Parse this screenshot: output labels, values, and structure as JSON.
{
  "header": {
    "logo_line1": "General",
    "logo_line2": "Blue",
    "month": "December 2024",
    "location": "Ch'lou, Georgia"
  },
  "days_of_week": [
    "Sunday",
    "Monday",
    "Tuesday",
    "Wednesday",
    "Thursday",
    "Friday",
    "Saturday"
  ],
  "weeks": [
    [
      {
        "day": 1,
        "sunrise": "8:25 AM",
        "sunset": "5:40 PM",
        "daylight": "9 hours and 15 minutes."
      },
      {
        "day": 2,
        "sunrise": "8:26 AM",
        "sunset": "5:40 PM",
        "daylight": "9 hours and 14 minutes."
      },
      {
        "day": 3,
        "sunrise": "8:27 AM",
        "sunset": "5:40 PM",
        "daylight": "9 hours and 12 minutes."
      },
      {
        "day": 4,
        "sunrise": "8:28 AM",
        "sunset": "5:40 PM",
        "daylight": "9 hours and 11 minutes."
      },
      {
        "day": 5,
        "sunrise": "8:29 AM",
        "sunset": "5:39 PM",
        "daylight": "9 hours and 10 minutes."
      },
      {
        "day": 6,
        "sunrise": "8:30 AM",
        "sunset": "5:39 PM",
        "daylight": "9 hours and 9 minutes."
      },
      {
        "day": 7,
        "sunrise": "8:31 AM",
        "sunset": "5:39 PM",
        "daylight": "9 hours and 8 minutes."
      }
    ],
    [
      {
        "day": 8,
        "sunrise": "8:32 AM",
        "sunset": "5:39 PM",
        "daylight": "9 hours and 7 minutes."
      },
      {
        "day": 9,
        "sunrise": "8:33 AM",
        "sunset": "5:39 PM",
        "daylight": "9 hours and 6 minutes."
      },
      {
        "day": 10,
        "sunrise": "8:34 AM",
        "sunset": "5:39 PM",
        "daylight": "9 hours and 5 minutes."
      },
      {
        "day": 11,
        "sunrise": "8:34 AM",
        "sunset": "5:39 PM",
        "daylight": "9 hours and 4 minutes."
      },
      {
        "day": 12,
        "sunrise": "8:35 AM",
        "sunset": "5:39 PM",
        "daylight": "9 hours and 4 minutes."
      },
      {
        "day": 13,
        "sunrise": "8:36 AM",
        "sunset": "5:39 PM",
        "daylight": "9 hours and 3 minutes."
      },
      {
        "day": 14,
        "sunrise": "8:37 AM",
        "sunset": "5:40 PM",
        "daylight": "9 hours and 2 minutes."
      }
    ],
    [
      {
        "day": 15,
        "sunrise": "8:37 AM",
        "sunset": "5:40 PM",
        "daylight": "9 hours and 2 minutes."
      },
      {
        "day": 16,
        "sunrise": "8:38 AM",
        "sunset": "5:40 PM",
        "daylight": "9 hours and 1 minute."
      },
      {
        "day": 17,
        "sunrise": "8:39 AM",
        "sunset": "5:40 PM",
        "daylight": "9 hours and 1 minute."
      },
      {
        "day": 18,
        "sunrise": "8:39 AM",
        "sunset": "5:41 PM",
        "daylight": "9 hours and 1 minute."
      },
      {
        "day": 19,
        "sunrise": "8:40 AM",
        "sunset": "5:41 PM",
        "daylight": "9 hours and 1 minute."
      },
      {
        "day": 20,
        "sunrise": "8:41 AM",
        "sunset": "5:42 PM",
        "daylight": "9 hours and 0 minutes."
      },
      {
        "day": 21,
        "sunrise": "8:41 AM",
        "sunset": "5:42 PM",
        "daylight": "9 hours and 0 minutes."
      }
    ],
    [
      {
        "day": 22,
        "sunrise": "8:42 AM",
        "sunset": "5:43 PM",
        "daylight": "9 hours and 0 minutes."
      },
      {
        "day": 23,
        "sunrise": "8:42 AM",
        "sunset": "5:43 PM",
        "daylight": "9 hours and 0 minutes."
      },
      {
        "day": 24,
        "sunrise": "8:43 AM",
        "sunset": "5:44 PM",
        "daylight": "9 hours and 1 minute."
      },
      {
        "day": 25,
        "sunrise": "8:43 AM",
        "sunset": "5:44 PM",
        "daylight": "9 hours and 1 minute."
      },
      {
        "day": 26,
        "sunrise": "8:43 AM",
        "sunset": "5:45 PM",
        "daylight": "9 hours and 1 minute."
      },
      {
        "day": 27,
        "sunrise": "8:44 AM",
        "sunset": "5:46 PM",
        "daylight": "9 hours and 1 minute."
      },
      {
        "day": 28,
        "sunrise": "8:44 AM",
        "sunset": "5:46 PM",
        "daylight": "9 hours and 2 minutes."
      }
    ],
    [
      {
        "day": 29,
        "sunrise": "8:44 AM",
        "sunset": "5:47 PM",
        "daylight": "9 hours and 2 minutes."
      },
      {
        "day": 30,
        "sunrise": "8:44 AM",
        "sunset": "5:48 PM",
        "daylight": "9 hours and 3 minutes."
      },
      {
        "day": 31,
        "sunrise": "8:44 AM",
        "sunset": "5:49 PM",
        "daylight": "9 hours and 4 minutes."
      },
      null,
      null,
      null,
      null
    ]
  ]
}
######
[Task requirements]:
Please output the entire listing exactly as it stands.

[Task solution]:
Parse this screenshot: output labels, values, and structure as JSON.
{
  "header": {
    "logo_line1": "General",
    "logo_line2": "Blue",
    "month": "December 2024",
    "location": "Ch'lou, Georgia"
  },
  "days_of_week": [
    "Sunday",
    "Monday",
    "Tuesday",
    "Wednesday",
    "Thursday",
    "Friday",
    "Saturday"
  ],
  "weeks": [
    [
      {
        "day": 1,
        "sunrise": "8:25 AM",
        "sunset": "5:40 PM",
        "daylight": "9 hours and 15 minutes."
      },
      {
        "day": 2,
        "sunrise": "8:26 AM",
        "sunset": "5:40 PM",
        "daylight": "9 hours and 14 minutes."
      },
      {
        "day": 3,
        "sunrise": "8:27 AM",
        "sunset": "5:40 PM",
        "daylight": "9 hours and 12 minutes."
      },
      {
        "day": 4,
        "sunrise": "8:28 AM",
        "sunset": "5:40 PM",
        "daylight": "9 hours and 11 minutes."
      },
      {
        "day": 5,
        "sunrise": "8:29 AM",
        "sunset": "5:39 PM",
        "daylight": "9 hours and 10 minutes."
      },
      {
        "day": 6,
        "sunrise": "8:30 AM",
        "sunset": "5:39 PM",
        "daylight": "9 hours and 9 minutes."
      },
      {
        "day": 7,
        "sunrise": "8:31 AM",
        "sunset": "5:39 PM",
        "daylight": "9 hours and 8 minutes."
      }
    ],
    [
      {
        "day": 8,
        "sunrise": "8:32 AM",
        "sunset": "5:39 PM",
        "daylight": "9 hours and 7 minutes."
      },
      {
        "day": 9,
        "sunrise": "8:33 AM",
        "sunset": "5:39 PM",
        "daylight": "9 hours and 6 minutes."
      },
      {
        "day": 10,
        "sunrise": "8:34 AM",
        "sunset": "5:39 PM",
        "daylight": "9 hours and 5 minutes."
      },
      {
        "day": 11,
        "sunrise": "8:34 AM",
        "sunset": "5:39 PM",
        "daylight": "9 hours and 4 minutes."
      },
      {
        "day": 12,
        "sunrise": "8:35 AM",
        "sunset": "5:39 PM",
        "daylight": "9 hours and 4 minutes."
      },
      {
        "day": 13,
        "sunrise": "8:36 AM",
        "sunset": "5:39 PM",
        "daylight": "9 hours and 3 minutes."
      },
      {
        "day": 14,
        "sunrise": "8:37 AM",
        "sunset": "5:40 PM",
        "daylight": "9 hours and 2 minutes."
      }
    ],
    [
      {
        "day": 15,
        "sunrise": "8:37 AM",
        "sunset": "5:40 PM",
        "daylight": "9 hours and 2 minutes."
      },
      {
        "day": 16,
        "sunrise": "8:38 AM",
        "sunset": "5:40 PM",
        "daylight": "9 hours and 1 minute."
      },
      {
        "day": 17,
        "sunrise": "8:39 AM",
        "sunset": "5:40 PM",
        "daylight": "9 hours and 1 minute."
      },
      {
        "day": 18,
        "sunrise": "8:39 AM",
        "sunset": "5:41 PM",
        "daylight": "9 hours and 1 minute."
      },
      {
        "day": 19,
        "sunrise": "8:40 AM",
        "sunset": "5:41 PM",
        "daylight": "9 hours and 1 minute."
      },
      {
        "day": 20,
        "sunrise": "8:41 AM",
        "sunset": "5:42 PM",
        "daylight": "9 hours and 0 minutes."
      },
      {
        "day": 21,
        "sunrise": "8:41 AM",
        "sunset": "5:42 PM",
        "daylight": "9 hours and 0 minutes."
      }
    ],
    [
      {
        "day": 22,
        "sunrise": "8:42 AM",
        "sunset": "5:43 PM",
        "daylight": "9 hours and 0 minutes."
      },
      {
        "day": 23,
        "sunrise": "8:42 AM",
        "sunset": "5:43 PM",
        "daylight": "9 hours and 0 minutes."
      },
      {
        "day": 24,
        "sunrise": "8:43 AM",
        "sunset": "5:44 PM",
        "daylight": "9 hours and 1 minute."
      },
      {
        "day": 25,
        "sunrise": "8:43 AM",
        "sunset": "5:44 PM",
        "daylight": "9 hours and 1 minute."
      },
      {
        "day": 26,
        "sunrise": "8:43 AM",
        "sunset": "5:45 PM",
        "daylight": "9 hours and 1 minute."
      },
      {
        "day": 27,
        "sunrise": "8:44 AM",
        "sunset": "5:46 PM",
        "daylight": "9 hours and 1 minute."
      },
      {
        "day": 28,
        "sunrise": "8:44 AM",
        "sunset": "5:46 PM",
        "daylight": "9 hours and 2 minutes."
      }
    ],
    [
      {
        "day": 29,
        "sunrise": "8:44 AM",
        "sunset": "5:47 PM",
        "daylight": "9 hours and 2 minutes."
      },
      {
        "day": 30,
        "sunrise": "8:44 AM",
        "sunset": "5:48 PM",
        "daylight": "9 hours and 3 minutes."
      },
      {
        "day": 31,
        "sunrise": "8:44 AM",
        "sunset": "5:49 PM",
        "daylight": "9 hours and 4 minutes."
      },
      null,
      null,
      null,
      null
    ]
  ]
}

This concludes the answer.